Return all lines where the word "this" can be found.

══ Task data

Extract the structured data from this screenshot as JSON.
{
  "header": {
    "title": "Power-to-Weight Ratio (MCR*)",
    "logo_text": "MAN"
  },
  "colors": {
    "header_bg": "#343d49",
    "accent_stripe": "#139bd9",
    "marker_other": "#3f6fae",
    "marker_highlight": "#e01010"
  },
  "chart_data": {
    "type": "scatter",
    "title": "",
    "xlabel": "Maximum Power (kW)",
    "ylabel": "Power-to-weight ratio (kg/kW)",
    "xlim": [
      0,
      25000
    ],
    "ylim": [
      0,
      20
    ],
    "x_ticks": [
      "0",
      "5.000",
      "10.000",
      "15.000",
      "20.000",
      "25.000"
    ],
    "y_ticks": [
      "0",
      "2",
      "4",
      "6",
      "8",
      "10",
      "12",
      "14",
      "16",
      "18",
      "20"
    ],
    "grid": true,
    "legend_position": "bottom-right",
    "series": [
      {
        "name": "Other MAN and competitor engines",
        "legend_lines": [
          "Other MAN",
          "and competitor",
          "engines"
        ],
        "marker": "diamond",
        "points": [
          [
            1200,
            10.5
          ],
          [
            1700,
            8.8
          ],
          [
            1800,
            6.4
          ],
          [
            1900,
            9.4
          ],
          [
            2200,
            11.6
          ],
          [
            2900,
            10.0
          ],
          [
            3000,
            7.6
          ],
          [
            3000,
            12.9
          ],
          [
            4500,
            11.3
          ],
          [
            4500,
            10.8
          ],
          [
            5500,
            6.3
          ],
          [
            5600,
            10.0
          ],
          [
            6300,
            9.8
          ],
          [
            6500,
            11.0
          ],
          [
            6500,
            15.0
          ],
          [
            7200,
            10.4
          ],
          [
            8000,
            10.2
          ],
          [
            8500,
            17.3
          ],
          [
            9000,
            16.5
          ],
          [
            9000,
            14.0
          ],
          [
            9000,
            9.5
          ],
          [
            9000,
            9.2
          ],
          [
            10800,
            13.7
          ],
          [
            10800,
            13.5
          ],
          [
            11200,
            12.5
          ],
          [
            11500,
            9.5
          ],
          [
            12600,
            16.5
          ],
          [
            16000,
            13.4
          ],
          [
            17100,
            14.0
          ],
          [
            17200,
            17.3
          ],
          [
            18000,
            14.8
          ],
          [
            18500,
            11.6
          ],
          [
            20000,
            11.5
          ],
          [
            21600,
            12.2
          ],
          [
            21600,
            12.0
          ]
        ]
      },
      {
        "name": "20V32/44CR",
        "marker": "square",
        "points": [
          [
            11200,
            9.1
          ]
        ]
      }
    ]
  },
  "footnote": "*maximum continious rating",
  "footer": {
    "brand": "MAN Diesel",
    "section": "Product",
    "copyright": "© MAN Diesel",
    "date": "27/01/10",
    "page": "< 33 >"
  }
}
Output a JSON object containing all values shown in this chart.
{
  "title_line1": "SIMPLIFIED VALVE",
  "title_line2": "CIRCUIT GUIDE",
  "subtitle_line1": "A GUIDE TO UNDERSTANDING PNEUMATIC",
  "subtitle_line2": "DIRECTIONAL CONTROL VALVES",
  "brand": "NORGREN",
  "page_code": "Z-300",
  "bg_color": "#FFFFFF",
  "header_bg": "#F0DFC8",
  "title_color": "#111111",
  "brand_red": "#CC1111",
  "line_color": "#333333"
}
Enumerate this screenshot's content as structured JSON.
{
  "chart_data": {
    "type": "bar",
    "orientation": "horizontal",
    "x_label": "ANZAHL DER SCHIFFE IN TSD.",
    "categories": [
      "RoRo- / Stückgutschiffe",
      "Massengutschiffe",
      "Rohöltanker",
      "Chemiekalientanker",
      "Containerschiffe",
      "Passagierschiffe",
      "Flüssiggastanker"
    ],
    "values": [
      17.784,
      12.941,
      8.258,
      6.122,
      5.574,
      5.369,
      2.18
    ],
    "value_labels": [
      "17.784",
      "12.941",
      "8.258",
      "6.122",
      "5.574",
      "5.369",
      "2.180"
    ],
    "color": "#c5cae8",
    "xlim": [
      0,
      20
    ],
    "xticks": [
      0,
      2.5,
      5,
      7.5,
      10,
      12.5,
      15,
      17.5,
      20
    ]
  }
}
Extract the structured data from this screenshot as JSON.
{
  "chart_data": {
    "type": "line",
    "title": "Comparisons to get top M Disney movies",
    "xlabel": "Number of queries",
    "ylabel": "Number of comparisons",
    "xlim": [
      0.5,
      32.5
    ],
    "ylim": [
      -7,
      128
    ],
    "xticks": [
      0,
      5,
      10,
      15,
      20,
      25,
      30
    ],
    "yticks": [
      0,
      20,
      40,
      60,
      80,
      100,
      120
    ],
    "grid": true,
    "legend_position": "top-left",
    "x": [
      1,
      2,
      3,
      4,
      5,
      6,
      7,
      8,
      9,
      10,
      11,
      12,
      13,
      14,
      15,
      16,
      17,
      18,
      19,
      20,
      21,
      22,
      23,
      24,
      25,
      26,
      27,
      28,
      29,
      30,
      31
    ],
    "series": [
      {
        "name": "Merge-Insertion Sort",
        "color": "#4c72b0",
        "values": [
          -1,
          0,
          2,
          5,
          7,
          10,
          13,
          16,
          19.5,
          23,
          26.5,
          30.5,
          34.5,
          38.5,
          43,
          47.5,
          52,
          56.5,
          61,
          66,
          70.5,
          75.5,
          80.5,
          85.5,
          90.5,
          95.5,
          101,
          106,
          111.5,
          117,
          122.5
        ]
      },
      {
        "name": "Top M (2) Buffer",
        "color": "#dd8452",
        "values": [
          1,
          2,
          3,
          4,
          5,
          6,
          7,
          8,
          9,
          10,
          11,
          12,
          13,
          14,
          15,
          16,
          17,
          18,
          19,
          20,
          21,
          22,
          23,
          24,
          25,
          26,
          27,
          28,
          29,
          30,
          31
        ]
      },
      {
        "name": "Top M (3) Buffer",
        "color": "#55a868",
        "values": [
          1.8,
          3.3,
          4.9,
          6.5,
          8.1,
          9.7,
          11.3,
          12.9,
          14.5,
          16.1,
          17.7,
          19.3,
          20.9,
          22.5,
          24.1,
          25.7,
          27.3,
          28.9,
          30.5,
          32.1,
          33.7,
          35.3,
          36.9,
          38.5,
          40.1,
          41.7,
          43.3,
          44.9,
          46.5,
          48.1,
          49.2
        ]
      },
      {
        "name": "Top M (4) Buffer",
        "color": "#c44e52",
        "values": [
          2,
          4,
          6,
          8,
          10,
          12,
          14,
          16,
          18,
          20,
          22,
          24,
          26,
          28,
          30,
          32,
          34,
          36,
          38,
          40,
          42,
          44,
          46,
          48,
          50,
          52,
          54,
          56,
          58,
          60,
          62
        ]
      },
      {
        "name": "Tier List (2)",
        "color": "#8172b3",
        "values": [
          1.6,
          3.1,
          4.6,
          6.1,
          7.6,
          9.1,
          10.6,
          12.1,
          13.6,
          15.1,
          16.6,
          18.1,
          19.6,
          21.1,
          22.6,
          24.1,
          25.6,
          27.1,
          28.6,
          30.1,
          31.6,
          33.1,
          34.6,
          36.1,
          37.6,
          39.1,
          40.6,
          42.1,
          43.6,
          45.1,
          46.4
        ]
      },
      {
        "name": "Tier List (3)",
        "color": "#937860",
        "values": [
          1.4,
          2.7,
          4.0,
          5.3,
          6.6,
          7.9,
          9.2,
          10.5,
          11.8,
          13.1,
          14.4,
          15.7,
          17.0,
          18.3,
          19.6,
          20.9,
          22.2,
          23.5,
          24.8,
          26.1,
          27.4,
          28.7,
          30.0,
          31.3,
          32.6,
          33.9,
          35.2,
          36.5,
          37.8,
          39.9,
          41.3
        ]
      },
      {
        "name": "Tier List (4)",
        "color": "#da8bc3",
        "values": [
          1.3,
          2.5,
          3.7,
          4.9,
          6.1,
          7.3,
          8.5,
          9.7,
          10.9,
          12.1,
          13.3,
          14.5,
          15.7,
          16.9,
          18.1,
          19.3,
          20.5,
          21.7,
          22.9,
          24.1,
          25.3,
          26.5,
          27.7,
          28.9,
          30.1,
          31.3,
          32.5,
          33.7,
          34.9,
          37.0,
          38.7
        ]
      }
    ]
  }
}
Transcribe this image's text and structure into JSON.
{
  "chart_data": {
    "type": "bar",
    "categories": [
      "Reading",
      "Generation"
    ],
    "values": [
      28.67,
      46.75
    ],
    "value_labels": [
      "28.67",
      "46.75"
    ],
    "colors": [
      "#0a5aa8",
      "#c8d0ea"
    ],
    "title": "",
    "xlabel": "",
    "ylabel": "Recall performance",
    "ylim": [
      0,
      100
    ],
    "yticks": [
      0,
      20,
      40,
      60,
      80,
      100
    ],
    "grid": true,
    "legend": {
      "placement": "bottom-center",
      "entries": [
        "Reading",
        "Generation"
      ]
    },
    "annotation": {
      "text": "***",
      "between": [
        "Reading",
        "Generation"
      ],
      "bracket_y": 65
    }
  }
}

════

▸ **Written answer**
Extract the structured data from this screenshot as JSON.
Output a JSON object containing all values shown in this chart.
Enumerate this screenshot's content as structured JSON.
Extract the structured data from this screenshot as JSON.
Transcribe this image's text and structure into JSON.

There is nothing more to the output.